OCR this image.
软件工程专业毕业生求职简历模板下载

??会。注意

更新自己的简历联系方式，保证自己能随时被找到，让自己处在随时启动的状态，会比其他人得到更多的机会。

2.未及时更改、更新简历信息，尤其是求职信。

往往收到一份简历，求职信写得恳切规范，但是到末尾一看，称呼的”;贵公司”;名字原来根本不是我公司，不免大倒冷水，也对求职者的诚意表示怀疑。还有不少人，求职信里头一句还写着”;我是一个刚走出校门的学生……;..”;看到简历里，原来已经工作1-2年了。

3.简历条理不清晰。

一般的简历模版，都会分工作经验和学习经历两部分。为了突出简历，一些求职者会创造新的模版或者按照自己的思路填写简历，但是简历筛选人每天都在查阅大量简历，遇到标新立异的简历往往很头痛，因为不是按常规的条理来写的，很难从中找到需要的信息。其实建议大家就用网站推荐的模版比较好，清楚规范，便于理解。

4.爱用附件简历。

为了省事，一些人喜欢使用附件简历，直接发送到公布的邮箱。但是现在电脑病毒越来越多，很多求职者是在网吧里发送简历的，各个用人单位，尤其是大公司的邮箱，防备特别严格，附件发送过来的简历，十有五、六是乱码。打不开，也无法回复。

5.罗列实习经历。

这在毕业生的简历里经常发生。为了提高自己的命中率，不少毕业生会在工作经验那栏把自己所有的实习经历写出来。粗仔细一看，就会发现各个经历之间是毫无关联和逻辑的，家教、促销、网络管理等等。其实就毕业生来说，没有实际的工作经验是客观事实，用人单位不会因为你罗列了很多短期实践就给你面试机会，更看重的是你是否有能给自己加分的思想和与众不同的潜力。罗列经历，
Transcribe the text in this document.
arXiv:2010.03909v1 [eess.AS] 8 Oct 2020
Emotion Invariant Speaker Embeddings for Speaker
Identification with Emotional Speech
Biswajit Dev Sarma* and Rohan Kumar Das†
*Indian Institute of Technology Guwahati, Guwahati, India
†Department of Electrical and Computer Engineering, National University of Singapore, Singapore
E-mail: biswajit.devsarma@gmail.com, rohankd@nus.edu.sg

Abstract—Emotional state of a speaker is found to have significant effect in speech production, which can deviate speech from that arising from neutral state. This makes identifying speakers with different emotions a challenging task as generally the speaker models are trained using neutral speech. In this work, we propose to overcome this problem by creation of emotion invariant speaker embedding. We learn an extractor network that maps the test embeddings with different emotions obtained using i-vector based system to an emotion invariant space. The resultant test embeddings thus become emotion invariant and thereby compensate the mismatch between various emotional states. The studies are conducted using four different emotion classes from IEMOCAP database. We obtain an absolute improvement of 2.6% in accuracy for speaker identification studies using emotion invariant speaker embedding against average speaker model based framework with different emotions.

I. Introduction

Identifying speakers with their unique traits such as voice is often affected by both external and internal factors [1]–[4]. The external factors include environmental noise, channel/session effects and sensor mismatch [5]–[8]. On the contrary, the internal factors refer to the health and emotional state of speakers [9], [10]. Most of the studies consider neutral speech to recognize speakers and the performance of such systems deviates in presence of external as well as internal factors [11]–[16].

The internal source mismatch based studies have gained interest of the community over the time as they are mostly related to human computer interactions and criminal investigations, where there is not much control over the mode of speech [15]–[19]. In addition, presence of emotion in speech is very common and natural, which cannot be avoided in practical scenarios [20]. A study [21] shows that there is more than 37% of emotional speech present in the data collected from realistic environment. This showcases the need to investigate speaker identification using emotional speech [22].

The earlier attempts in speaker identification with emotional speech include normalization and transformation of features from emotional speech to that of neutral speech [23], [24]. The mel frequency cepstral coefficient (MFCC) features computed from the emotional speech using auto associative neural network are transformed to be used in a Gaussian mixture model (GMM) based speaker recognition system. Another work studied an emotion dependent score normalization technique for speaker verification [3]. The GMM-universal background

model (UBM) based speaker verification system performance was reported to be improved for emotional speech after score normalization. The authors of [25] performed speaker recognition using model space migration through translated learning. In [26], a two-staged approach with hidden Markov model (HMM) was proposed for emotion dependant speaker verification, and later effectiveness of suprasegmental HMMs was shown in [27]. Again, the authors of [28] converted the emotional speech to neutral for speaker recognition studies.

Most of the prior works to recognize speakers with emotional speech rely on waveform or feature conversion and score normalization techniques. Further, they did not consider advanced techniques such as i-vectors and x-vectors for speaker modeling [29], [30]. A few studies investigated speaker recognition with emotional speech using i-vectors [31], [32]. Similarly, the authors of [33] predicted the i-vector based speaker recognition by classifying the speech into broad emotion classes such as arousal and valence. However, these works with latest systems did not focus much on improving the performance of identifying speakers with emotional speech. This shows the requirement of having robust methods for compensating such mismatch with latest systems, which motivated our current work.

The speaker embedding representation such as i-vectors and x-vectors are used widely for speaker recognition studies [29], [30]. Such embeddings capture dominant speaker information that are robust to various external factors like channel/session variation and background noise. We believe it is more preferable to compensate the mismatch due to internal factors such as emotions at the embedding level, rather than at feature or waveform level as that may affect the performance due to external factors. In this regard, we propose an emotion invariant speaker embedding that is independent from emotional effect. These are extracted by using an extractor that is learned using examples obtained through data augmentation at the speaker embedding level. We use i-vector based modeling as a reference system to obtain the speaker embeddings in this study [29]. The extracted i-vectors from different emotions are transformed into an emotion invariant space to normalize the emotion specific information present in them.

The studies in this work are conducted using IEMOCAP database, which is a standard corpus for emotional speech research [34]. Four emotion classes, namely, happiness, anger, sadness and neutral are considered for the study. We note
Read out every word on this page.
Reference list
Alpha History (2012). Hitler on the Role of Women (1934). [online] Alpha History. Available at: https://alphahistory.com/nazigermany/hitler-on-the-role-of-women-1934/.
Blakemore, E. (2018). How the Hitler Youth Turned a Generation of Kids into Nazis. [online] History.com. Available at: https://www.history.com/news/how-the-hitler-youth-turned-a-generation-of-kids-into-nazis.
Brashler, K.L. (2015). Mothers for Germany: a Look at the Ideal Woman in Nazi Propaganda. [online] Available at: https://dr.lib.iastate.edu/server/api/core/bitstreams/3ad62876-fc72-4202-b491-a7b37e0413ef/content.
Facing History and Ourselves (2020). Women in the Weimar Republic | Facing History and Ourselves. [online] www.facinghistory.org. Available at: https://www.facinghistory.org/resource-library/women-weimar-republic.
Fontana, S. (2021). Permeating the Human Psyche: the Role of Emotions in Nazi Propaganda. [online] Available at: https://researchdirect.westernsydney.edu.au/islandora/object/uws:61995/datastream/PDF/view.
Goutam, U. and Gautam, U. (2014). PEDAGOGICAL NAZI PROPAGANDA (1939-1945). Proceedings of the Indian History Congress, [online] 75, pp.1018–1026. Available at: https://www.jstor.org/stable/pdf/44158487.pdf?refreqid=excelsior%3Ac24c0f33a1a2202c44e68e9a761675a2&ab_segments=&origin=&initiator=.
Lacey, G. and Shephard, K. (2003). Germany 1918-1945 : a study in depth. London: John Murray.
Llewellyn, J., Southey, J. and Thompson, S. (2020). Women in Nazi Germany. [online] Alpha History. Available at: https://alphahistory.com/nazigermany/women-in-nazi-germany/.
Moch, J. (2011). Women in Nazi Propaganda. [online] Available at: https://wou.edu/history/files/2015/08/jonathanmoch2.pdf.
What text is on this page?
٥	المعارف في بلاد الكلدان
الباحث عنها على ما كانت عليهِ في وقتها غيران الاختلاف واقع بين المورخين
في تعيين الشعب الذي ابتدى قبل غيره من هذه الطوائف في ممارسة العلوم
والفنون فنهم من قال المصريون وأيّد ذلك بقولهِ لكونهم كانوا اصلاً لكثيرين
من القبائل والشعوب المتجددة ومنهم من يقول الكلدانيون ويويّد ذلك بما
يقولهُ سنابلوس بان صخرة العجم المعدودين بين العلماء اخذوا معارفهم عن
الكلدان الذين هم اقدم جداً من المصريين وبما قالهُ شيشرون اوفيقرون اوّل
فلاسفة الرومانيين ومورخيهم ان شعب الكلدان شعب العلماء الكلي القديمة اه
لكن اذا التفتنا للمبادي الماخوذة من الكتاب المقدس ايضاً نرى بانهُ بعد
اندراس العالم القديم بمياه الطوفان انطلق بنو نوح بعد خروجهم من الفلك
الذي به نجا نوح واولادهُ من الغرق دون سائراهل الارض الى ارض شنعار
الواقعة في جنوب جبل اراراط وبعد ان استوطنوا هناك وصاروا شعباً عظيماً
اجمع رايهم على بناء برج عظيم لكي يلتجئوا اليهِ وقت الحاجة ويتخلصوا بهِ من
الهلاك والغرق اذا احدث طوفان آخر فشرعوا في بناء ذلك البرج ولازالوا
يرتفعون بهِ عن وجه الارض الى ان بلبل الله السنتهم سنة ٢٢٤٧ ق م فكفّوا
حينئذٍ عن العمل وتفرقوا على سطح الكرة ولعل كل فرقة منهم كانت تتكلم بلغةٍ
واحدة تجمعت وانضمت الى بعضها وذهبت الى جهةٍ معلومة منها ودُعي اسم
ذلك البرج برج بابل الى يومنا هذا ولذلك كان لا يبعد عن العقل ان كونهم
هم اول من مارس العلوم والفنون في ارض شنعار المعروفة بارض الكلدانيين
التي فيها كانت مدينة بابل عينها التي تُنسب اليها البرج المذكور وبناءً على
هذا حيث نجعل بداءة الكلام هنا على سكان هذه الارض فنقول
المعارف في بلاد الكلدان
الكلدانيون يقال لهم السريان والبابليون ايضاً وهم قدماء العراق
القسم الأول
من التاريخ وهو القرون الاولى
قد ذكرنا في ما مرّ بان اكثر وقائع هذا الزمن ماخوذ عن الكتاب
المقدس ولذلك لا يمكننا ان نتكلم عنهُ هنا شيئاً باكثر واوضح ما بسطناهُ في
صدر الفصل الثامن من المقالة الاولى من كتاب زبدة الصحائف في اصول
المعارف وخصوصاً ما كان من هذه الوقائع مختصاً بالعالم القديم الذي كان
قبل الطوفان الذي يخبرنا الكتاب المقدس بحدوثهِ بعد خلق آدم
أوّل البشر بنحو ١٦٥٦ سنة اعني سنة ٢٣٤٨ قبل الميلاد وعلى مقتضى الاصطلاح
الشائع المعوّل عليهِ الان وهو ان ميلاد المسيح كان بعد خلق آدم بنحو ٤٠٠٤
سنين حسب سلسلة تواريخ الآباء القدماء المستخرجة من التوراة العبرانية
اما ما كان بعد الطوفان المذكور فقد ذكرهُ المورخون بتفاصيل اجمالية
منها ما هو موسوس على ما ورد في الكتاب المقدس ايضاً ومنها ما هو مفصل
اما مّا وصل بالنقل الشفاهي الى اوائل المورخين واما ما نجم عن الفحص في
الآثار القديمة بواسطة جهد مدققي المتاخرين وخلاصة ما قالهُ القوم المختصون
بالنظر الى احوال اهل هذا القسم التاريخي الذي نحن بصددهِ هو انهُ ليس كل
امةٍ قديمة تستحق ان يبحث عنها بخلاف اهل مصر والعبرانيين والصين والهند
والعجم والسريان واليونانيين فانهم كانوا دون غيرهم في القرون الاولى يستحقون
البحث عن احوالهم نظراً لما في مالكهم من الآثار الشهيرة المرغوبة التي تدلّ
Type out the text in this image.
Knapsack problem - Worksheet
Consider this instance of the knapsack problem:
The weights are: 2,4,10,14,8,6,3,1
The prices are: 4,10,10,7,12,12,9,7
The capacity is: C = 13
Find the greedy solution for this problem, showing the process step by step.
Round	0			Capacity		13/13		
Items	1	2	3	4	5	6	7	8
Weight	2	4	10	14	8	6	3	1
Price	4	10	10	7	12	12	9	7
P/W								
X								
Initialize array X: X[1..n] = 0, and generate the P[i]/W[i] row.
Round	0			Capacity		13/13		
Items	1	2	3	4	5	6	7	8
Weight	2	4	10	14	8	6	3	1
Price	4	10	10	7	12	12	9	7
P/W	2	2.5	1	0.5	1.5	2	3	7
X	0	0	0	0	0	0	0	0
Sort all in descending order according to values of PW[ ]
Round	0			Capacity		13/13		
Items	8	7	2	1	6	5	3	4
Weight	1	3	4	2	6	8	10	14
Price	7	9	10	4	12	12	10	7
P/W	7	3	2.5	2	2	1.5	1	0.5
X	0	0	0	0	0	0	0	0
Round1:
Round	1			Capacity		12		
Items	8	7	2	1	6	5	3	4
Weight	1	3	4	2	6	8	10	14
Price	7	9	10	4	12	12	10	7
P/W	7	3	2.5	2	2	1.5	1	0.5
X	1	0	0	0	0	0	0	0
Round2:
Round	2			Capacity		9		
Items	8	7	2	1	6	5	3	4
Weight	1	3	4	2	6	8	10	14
§
**AIM OF THE EXERCISE**
Give the number of lines in the listing above that hold the string "session", with nothing else.

**FINISHED ANSWER**
2